# Exercise instructions
Please copy every line of the records below that holds the word "description".
--- Start of Record set ---
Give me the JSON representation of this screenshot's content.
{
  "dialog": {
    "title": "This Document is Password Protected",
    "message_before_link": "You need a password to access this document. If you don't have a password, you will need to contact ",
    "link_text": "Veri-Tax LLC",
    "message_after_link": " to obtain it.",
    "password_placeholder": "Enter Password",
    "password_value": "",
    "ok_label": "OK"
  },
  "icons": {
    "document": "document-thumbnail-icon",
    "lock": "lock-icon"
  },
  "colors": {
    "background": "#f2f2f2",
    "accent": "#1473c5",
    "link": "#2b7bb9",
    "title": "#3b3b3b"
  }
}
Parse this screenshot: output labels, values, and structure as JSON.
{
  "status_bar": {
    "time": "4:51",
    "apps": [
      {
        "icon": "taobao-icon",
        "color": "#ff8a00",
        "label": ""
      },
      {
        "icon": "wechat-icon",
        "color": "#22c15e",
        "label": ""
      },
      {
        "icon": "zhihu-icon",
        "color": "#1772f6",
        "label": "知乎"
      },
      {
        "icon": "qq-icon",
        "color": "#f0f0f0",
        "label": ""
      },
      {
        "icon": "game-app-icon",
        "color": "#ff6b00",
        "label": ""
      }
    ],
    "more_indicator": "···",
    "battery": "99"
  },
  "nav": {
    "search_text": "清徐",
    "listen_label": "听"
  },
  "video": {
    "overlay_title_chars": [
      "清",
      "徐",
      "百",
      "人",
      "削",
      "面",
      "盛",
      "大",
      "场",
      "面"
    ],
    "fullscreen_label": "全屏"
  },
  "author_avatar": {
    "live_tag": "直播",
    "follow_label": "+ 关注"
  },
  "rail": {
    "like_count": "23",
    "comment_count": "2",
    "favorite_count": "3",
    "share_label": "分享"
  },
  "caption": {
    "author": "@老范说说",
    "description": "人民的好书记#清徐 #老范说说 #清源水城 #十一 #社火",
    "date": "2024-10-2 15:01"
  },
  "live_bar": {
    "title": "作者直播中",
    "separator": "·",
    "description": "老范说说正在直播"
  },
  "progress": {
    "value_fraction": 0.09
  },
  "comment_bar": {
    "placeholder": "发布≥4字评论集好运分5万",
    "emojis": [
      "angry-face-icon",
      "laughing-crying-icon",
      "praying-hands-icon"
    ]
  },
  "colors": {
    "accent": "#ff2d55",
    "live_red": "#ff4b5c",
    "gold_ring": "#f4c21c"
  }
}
--- End of Record set ---
# Exercise response
    "description": "人民的好书记#清徐 #老范说说 #清源水城 #十一 #社火",
    "description": "老范说说正在直播"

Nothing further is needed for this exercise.